- _Goal of the exercise_
Lines containing the word "xlabel" are to be located and copied.

- _Data rows_

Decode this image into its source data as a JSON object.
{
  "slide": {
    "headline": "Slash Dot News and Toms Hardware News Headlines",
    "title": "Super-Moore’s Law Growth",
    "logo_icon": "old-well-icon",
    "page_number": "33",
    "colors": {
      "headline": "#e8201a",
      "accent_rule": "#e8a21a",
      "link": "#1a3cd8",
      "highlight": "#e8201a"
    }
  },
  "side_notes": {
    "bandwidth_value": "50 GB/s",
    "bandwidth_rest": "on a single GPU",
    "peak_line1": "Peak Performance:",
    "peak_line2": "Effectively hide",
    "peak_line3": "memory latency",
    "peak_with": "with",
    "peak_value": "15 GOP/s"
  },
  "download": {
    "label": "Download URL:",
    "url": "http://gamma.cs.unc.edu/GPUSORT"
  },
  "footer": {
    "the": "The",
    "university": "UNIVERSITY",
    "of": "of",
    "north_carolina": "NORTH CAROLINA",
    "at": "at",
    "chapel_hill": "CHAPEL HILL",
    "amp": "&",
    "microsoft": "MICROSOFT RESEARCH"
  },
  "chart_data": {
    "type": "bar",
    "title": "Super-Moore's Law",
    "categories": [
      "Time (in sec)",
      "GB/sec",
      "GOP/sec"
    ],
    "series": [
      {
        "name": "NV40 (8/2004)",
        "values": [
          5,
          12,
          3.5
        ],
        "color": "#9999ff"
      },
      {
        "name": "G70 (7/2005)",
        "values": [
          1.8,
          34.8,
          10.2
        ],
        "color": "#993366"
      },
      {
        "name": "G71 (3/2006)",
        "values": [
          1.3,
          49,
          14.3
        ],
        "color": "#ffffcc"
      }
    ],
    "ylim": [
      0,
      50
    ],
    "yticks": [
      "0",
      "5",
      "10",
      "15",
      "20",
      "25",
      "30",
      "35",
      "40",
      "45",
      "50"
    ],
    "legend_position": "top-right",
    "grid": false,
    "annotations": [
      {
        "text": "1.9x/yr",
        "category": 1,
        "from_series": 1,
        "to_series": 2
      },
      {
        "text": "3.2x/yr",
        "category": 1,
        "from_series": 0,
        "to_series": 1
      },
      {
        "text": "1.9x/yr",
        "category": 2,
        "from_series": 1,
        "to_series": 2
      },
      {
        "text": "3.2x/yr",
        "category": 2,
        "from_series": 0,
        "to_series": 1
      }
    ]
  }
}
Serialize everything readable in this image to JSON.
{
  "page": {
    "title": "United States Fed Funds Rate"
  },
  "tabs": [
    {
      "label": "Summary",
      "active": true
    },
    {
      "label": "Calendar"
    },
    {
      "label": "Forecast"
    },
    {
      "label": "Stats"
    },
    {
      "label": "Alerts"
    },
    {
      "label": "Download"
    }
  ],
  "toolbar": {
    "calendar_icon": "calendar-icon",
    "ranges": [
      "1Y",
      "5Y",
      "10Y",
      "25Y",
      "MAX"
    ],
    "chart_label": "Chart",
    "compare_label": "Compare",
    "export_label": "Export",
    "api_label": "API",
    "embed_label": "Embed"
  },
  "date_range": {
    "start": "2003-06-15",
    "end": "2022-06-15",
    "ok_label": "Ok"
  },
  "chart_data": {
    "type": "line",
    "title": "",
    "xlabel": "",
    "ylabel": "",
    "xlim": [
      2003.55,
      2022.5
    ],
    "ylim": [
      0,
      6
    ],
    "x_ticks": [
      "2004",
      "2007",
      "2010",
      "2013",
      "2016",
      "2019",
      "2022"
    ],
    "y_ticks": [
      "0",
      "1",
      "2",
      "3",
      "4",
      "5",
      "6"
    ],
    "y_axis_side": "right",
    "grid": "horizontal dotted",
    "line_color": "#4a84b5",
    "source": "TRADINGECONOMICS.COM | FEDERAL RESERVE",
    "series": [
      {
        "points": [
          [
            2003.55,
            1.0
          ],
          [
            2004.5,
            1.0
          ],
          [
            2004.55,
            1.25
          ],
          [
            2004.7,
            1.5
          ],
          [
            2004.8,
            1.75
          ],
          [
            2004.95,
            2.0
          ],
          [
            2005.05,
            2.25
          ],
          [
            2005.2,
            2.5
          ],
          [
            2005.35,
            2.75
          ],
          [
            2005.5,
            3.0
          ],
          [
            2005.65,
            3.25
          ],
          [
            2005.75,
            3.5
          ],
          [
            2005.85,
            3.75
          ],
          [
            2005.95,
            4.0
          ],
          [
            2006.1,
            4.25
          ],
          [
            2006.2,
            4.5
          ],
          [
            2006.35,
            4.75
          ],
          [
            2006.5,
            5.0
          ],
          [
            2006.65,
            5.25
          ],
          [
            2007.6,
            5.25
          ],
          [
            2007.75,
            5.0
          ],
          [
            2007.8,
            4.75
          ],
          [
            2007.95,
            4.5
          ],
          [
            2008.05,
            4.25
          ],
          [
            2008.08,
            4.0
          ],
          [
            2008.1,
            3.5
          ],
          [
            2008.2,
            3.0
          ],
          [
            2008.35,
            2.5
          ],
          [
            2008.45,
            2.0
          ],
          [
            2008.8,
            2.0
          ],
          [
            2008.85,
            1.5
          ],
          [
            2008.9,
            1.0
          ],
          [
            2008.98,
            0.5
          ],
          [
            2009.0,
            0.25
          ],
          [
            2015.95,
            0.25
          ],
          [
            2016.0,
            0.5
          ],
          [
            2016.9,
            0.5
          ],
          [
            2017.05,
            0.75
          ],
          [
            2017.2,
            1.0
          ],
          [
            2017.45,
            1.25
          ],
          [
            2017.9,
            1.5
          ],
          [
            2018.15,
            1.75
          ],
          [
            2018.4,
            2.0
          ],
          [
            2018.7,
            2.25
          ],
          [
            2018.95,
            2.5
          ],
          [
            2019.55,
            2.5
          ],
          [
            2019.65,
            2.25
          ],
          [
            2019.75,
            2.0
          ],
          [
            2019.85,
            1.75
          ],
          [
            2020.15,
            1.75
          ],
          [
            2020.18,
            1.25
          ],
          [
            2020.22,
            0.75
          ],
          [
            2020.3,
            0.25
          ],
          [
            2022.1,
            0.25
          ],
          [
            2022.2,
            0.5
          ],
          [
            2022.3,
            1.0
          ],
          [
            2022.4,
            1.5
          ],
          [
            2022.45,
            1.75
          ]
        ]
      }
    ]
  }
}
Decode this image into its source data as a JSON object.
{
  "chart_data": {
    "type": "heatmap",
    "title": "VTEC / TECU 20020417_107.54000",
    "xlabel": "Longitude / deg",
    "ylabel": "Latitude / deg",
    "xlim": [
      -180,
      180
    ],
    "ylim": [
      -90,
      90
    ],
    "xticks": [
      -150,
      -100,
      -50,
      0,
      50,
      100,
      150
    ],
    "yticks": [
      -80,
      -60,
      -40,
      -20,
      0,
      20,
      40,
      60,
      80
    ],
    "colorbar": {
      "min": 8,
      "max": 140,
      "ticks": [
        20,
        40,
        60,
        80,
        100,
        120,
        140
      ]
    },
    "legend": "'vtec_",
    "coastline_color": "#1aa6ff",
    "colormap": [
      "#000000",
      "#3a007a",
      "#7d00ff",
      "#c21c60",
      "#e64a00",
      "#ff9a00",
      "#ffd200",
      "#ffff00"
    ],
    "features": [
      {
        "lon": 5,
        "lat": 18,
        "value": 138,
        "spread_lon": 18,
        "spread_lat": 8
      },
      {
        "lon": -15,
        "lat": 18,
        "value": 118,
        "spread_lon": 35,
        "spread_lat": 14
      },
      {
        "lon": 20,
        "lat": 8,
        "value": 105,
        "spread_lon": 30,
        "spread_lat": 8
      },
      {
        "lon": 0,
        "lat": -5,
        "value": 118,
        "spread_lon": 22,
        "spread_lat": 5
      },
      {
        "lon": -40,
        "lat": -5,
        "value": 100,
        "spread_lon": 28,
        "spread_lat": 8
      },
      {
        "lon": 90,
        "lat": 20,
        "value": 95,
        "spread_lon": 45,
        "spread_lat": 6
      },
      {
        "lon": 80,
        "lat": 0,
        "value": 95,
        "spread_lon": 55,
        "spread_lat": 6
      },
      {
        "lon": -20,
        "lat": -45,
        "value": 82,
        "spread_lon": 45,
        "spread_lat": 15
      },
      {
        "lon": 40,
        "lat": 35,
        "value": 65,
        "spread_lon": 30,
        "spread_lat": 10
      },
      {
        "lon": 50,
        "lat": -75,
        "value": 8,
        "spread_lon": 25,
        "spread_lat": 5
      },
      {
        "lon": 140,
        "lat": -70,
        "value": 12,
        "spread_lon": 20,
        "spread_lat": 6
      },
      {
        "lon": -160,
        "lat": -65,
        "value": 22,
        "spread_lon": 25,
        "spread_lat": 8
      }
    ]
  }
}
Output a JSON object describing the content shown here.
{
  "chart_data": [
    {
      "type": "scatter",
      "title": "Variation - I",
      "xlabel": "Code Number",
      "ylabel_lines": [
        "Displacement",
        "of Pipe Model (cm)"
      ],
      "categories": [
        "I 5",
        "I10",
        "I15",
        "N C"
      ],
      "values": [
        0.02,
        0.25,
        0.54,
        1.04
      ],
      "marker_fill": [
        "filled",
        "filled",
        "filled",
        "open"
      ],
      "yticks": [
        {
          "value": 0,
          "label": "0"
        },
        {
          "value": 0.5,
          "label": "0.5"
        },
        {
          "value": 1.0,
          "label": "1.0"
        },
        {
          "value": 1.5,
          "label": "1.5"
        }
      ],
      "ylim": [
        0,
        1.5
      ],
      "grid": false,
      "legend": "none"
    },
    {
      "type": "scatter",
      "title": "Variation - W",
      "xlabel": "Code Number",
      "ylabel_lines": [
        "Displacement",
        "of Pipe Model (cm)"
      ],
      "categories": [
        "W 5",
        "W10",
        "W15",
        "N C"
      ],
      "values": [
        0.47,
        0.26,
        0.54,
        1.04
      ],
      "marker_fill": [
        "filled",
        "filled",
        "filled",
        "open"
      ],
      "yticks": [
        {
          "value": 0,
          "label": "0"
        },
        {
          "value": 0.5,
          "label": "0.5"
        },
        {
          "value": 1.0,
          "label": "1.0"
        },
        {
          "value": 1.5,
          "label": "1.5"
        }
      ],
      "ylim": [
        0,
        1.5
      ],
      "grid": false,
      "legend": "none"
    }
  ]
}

- _Solution_
    "xlabel": "",
    "xlabel": "Longitude / deg",
      "xlabel": "Code Number",
      "xlabel": "Code Number",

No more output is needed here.